- The data -
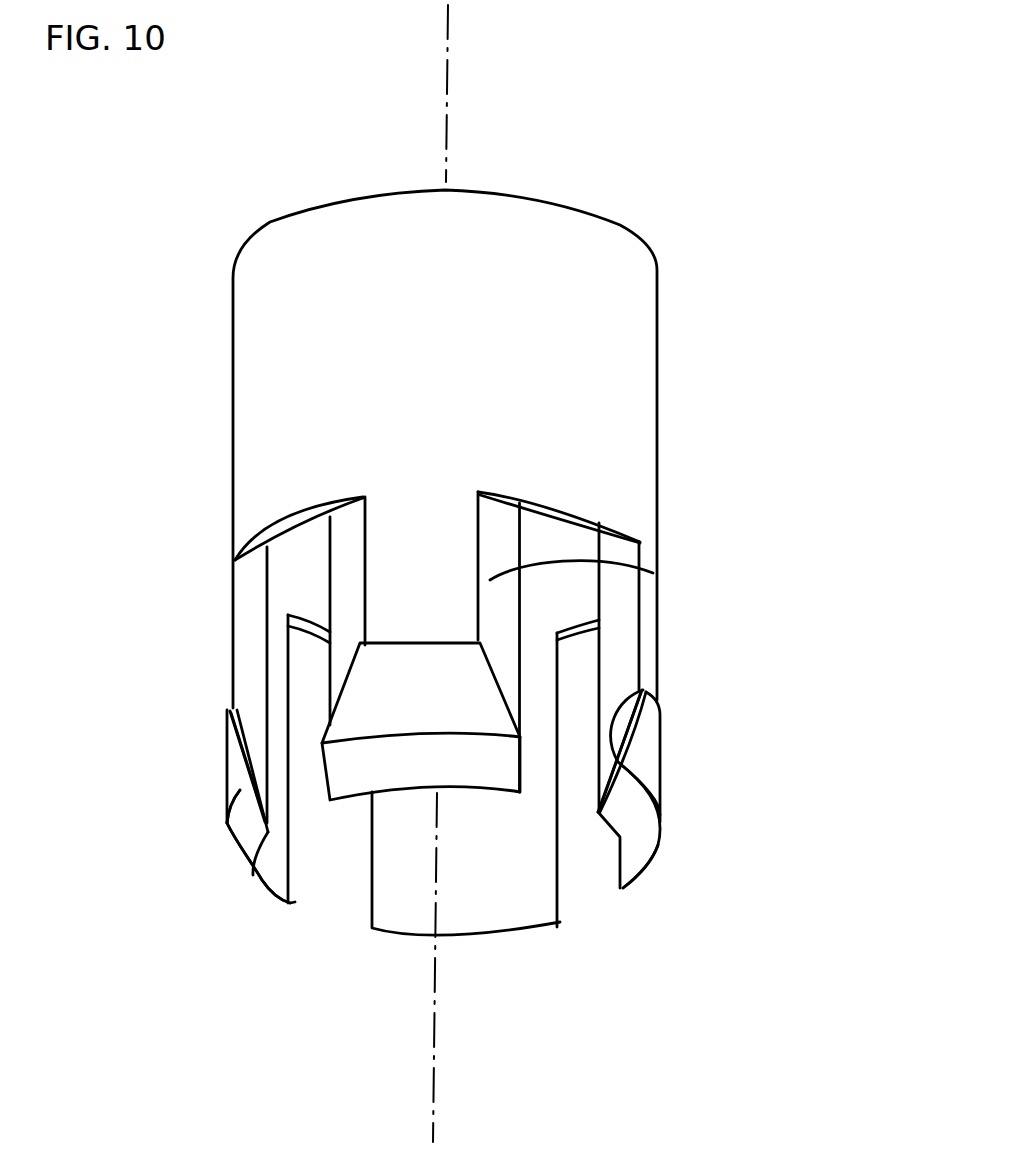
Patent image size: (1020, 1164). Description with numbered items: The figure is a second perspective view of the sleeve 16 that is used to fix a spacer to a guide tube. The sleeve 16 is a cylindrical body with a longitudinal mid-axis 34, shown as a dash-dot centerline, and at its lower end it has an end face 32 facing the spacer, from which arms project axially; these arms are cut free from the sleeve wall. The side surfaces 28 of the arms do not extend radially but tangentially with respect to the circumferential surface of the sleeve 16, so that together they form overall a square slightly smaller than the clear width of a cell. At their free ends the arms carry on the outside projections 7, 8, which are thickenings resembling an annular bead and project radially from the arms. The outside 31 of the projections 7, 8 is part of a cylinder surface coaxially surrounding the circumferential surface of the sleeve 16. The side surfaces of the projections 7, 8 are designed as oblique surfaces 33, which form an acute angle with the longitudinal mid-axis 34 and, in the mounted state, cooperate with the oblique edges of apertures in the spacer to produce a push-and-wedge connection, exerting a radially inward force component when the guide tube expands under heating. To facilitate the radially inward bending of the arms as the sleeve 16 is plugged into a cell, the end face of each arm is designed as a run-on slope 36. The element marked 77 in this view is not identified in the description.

The projection 7 is at (467, 796).
The projection 8 is at (214, 762).
The sleeve 16 is at (604, 270).
The side surface 28 is at (346, 567).
The outside 31 is at (648, 776).
The end face 32 is at (293, 520).
The oblique surface 33 is at (641, 690).
The longitudinal mid-axis 34 is at (450, 100).
The run-on slope 36 is at (642, 832).
The central web 77 is at (410, 570).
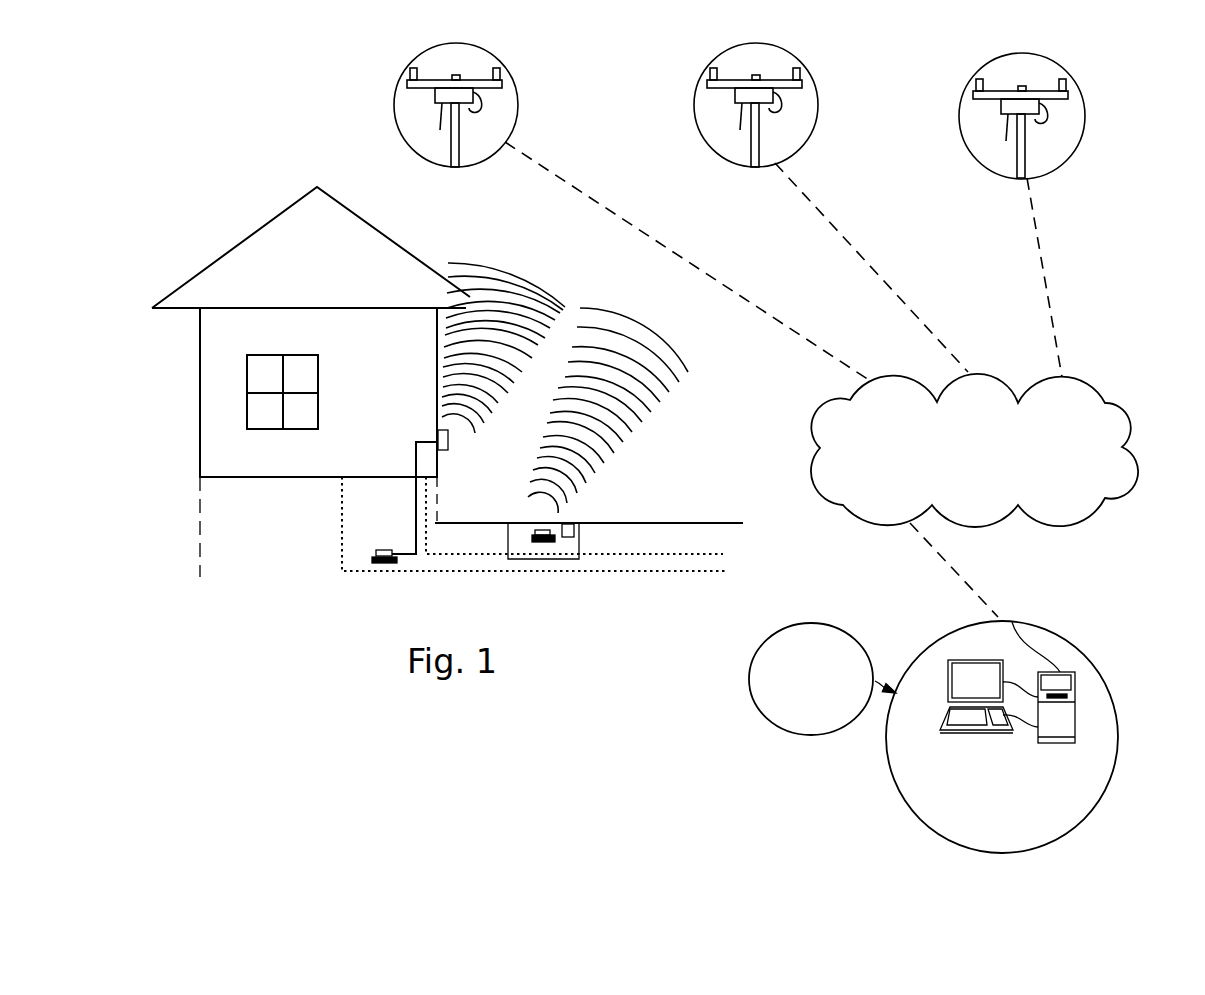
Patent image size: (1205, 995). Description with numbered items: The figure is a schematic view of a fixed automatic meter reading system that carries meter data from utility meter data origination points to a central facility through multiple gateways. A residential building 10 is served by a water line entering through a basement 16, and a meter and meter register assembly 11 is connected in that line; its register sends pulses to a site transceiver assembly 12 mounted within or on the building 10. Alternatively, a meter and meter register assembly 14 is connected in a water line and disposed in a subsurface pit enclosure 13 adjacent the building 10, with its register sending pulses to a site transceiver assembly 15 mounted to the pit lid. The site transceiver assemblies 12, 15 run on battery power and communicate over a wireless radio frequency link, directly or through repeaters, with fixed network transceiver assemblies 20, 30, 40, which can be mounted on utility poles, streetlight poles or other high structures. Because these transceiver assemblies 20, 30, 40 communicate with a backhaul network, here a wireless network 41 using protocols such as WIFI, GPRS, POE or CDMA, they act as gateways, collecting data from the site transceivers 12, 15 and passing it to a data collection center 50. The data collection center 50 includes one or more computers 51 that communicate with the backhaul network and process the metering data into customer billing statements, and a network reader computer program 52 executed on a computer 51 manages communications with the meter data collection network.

The residential building 10 is at (191, 423).
The meter and meter register assembly 11 is at (385, 565).
The site transceiver assembly 12 is at (448, 450).
The subsurface pit enclosure 13 is at (580, 540).
The meter and meter register assembly 14 is at (543, 542).
The site transceiver assembly 15 is at (577, 523).
The basement 16 is at (236, 527).
The network transceiver assembly (gateway) 20 is at (534, 86).
The network transceiver assembly (gateway) 30 is at (838, 88).
The network transceiver assembly (gateway) 40 is at (1103, 105).
The wireless network 41 is at (974, 450).
The data collection center 50 is at (1085, 653).
The computer 51 is at (927, 747).
The network reader computer program 52 is at (773, 727).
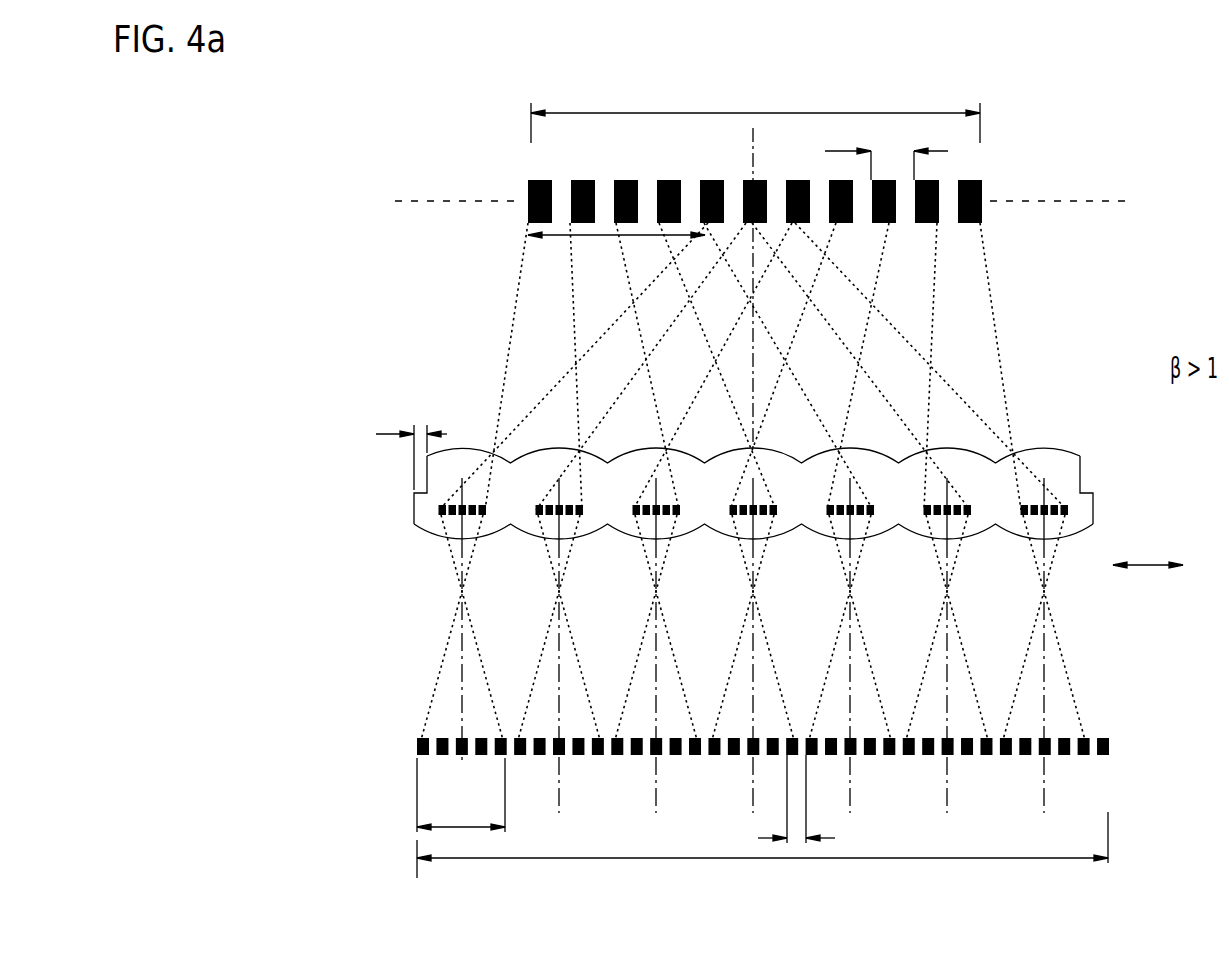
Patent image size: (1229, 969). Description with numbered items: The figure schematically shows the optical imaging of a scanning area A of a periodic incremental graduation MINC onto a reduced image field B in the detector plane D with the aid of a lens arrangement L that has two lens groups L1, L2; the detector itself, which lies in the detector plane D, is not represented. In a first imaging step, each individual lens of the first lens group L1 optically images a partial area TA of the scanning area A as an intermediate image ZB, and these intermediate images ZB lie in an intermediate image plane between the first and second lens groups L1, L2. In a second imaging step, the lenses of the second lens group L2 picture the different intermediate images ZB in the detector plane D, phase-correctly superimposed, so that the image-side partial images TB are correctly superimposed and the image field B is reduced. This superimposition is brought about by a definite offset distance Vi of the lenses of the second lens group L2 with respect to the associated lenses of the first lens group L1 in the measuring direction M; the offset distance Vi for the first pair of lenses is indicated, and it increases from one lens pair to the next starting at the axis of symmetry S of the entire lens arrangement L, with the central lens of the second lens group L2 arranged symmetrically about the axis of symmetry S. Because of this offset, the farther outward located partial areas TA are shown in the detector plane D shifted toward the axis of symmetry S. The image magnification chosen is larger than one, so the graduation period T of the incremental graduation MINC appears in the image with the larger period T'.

The detector plane D is at (388, 201).
The image field B is at (757, 113).
The graduation period in the image T' is at (886, 155).
The partial image on the image side TB is at (600, 235).
The lens arrangement L is at (400, 503).
The second lens group L2 is at (473, 450).
The first lens group L1 is at (418, 528).
The intermediate image ZB is at (438, 513).
The axis of symmetry S is at (750, 775).
The offset distance Vi is at (411, 438).
The measuring direction M is at (1148, 542).
The incremental graduation MINC is at (383, 744).
The partial area of the scanning area TA is at (461, 795).
The graduation period T is at (796, 799).
The scanning area A is at (748, 858).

- Instructions for the task -
Copy every one of the lines above word for word, leaving the pictures out.

- Response to this task -
Patent image size: (1020, 1164). Description with numbered items: The figure is a second perspective view of the sleeve 16 that is used to fix a spacer to a guide tube. The sleeve 16 is a cylindrical body with a longitudinal mid-axis 34, shown as a dash-dot centerline, and at its lower end it has an end face 32 facing the spacer, from which arms project axially; these arms are cut free from the sleeve wall. The side surfaces 28 of the arms do not extend radially but tangentially with respect to the circumferential surface of the sleeve 16, so that together they form overall a square slightly smaller than the clear width of a cell. At their free ends the arms carry on the outside projections 7, 8, which are thickenings resembling an annular bead and project radially from the arms. The outside 31 of the projections 7, 8 is part of a cylinder surface coaxially surrounding the circumferential surface of the sleeve 16. The side surfaces of the projections 7, 8 are designed as oblique surfaces 33, which form an acute angle with the longitudinal mid-axis 34 and, in the mounted state, cooperate with the oblique edges of apertures in the spacer to produce a push-and-wedge connection, exerting a radially inward force component when the guide tube expands under heating. To facilitate the radially inward bending of the arms as the sleeve 16 is plugged into a cell, the end face of each arm is designed as a run-on slope 36. The element marked 77 in this view is not identified in the description.

The projection 7 is at (467, 796).
The projection 8 is at (214, 762).
The sleeve 16 is at (604, 270).
The side surface 28 is at (346, 567).
The outside 31 is at (648, 776).
The end face 32 is at (293, 520).
The oblique surface 33 is at (641, 690).
The longitudinal mid-axis 34 is at (450, 100).
The run-on slope 36 is at (642, 832).
The central web 77 is at (410, 570).
Patent image size: (1205, 995). Description with numbered items: The figure is a schematic view of a fixed automatic meter reading system that carries meter data from utility meter data origination points to a central facility through multiple gateways. A residential building 10 is served by a water line entering through a basement 16, and a meter and meter register assembly 11 is connected in that line; its register sends pulses to a site transceiver assembly 12 mounted within or on the building 10. Alternatively, a meter and meter register assembly 14 is connected in a water line and disposed in a subsurface pit enclosure 13 adjacent the building 10, with its register sending pulses to a site transceiver assembly 15 mounted to the pit lid. The site transceiver assemblies 12, 15 run on battery power and communicate over a wireless radio frequency link, directly or through repeaters, with fixed network transceiver assemblies 20, 30, 40, which can be mounted on utility poles, streetlight poles or other high structures. Because these transceiver assemblies 20, 30, 40 communicate with a backhaul network, here a wireless network 41 using protocols such as WIFI, GPRS, POE or CDMA, they act as gateways, collecting data from the site transceivers 12, 15 and passing it to a data collection center 50. The data collection center 50 includes one or more computers 51 that communicate with the backhaul network and process the metering data into customer billing statements, and a network reader computer program 52 executed on a computer 51 manages communications with the meter data collection network.

The residential building 10 is at (191, 423).
The meter and meter register assembly 11 is at (385, 565).
The site transceiver assembly 12 is at (448, 450).
The subsurface pit enclosure 13 is at (580, 540).
The meter and meter register assembly 14 is at (543, 542).
The site transceiver assembly 15 is at (577, 523).
The basement 16 is at (236, 527).
The network transceiver assembly (gateway) 20 is at (534, 86).
The network transceiver assembly (gateway) 30 is at (838, 88).
The network transceiver assembly (gateway) 40 is at (1103, 105).
The wireless network 41 is at (974, 450).
The data collection center 50 is at (1085, 653).
The computer 51 is at (927, 747).
The network reader computer program 52 is at (773, 727).
Patent image size: (1229, 969). Description with numbered items: The figure schematically shows the optical imaging of a scanning area A of a periodic incremental graduation MINC onto a reduced image field B in the detector plane D with the aid of a lens arrangement L that has two lens groups L1, L2; the detector itself, which lies in the detector plane D, is not represented. In a first imaging step, each individual lens of the first lens group L1 optically images a partial area TA of the scanning area A as an intermediate image ZB, and these intermediate images ZB lie in an intermediate image plane between the first and second lens groups L1, L2. In a second imaging step, the lenses of the second lens group L2 picture the different intermediate images ZB in the detector plane D, phase-correctly superimposed, so that the image-side partial images TB are correctly superimposed and the image field B is reduced. This superimposition is brought about by a definite offset distance Vi of the lenses of the second lens group L2 with respect to the associated lenses of the first lens group L1 in the measuring direction M; the offset distance Vi for the first pair of lenses is indicated, and it increases from one lens pair to the next starting at the axis of symmetry S of the entire lens arrangement L, with the central lens of the second lens group L2 arranged symmetrically about the axis of symmetry S. Because of this offset, the farther outward located partial areas TA are shown in the detector plane D shifted toward the axis of symmetry S. The image magnification chosen is larger than one, so the graduation period T of the incremental graduation MINC appears in the image with the larger period T'.

The detector plane D is at (388, 201).
The image field B is at (757, 113).
The graduation period in the image T' is at (886, 155).
The partial image on the image side TB is at (600, 235).
The lens arrangement L is at (400, 503).
The second lens group L2 is at (473, 450).
The first lens group L1 is at (418, 528).
The intermediate image ZB is at (438, 513).
The axis of symmetry S is at (750, 775).
The offset distance Vi is at (411, 438).
The measuring direction M is at (1148, 542).
The incremental graduation MINC is at (383, 744).
The partial area of the scanning area TA is at (461, 795).
The graduation period T is at (796, 799).
The scanning area A is at (748, 858).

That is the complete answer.